Data for the task:
══════════
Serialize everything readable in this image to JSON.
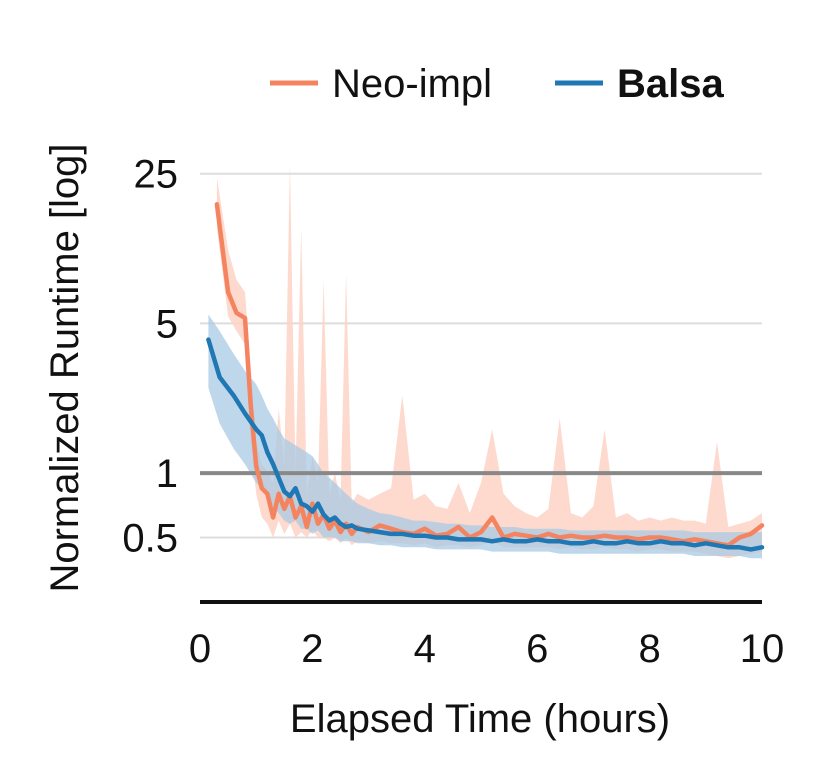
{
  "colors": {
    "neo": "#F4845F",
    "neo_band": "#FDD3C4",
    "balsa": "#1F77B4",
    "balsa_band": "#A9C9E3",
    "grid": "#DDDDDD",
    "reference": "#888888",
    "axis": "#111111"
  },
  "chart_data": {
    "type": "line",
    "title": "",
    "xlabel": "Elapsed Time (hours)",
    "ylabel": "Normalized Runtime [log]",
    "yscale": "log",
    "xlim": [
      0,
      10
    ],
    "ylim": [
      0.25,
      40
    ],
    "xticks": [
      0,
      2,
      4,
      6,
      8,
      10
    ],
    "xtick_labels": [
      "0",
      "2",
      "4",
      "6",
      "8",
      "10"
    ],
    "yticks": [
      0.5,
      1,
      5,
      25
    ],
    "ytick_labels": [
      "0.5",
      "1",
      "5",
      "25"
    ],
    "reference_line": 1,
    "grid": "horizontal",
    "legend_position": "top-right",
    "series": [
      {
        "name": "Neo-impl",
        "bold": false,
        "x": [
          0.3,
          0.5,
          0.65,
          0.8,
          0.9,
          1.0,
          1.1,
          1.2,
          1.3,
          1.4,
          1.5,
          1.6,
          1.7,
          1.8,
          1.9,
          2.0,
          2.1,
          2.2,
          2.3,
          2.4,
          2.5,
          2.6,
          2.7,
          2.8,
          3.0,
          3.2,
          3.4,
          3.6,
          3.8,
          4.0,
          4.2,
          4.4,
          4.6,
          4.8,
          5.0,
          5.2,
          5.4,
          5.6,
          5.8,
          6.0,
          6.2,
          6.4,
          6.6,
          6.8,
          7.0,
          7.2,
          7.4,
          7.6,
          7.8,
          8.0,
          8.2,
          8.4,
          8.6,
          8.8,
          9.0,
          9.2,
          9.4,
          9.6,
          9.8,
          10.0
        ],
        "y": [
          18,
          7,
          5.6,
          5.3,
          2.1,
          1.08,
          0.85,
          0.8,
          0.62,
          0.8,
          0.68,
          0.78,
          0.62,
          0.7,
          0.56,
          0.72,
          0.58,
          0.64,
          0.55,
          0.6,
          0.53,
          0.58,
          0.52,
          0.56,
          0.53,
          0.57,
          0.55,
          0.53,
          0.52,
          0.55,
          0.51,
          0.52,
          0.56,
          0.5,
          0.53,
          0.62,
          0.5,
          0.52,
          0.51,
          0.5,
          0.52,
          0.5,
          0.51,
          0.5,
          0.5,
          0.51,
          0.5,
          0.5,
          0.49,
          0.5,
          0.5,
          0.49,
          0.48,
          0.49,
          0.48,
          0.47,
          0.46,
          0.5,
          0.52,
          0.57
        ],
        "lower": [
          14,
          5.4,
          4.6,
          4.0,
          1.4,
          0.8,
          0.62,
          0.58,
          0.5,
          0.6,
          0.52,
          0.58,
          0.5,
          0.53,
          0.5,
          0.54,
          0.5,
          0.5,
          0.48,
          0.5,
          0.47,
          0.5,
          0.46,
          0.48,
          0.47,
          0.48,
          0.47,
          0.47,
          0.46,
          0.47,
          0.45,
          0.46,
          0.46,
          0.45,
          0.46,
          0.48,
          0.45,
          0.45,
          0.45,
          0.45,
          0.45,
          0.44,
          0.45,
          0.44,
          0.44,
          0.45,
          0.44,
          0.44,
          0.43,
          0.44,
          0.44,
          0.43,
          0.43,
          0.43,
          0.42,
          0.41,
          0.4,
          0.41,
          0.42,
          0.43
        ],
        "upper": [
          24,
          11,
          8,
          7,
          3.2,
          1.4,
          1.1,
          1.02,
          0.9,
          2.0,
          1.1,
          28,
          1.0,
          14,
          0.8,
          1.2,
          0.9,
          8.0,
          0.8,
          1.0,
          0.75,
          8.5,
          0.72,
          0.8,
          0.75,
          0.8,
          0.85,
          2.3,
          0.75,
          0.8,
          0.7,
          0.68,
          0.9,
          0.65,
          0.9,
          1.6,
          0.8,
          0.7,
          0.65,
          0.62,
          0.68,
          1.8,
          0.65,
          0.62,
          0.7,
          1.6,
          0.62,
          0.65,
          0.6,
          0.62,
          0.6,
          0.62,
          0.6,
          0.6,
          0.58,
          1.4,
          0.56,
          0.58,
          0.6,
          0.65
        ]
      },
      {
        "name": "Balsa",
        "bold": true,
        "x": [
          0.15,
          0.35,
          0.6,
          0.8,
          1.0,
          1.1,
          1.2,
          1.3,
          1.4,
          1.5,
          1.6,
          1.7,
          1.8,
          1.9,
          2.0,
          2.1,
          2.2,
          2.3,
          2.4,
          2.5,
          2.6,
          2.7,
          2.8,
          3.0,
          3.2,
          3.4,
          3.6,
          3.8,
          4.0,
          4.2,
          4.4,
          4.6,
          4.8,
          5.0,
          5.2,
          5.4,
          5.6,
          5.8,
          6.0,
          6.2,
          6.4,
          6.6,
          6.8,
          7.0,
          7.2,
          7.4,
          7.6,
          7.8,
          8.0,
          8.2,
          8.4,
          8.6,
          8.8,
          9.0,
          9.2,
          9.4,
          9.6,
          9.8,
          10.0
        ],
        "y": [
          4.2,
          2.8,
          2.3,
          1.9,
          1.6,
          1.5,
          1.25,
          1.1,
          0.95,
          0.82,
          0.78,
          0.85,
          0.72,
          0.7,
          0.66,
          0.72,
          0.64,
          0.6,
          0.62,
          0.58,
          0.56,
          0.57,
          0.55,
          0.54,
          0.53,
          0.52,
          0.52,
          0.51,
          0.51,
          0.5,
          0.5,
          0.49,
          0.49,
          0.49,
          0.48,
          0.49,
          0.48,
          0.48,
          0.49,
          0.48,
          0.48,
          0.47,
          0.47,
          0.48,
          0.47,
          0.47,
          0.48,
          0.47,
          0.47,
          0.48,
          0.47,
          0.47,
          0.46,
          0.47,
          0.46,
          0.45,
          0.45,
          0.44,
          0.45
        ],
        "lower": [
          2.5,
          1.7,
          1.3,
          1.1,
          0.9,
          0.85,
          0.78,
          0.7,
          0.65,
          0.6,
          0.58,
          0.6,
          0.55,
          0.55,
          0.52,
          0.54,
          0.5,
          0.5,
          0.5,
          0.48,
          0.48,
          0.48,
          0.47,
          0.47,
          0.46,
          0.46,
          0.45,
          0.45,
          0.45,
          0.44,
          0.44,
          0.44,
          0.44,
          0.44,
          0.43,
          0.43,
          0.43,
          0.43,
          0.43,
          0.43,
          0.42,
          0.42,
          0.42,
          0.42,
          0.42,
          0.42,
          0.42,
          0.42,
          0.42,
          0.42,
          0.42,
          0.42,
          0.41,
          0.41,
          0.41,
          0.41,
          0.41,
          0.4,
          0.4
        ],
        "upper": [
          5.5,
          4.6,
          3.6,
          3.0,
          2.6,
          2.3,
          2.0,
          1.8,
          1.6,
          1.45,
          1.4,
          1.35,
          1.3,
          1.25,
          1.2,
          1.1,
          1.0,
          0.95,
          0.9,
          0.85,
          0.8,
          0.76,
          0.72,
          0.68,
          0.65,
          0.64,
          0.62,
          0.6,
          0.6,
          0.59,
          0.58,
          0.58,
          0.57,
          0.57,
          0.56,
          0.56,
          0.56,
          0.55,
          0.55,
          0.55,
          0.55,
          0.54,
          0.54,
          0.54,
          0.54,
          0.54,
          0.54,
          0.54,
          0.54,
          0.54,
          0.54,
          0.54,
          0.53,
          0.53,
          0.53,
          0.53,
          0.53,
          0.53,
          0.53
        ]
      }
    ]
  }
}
══════════
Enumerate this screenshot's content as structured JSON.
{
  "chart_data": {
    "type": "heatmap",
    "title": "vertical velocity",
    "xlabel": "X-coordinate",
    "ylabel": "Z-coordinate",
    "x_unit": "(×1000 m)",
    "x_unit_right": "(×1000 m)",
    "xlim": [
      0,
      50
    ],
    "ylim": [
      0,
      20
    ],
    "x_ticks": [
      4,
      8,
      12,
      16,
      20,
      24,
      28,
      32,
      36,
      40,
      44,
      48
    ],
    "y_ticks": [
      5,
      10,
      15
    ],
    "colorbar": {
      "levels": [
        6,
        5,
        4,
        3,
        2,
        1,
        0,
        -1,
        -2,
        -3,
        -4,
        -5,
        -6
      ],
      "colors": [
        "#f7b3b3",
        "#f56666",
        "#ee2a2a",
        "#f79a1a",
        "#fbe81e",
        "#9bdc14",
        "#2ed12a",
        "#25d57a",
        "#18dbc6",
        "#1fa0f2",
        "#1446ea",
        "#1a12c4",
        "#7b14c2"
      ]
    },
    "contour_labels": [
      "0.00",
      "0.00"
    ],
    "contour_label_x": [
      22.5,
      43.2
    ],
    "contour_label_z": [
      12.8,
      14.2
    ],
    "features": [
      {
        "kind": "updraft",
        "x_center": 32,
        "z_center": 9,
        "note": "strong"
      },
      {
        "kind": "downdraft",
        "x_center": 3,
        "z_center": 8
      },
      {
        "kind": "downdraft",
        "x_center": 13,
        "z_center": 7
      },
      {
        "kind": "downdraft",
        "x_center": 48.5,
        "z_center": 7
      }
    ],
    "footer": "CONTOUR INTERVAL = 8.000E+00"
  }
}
══════════
Problem to solve: Provide solely the number of lines in the data that include the word "coordinate".

Result for this task: 2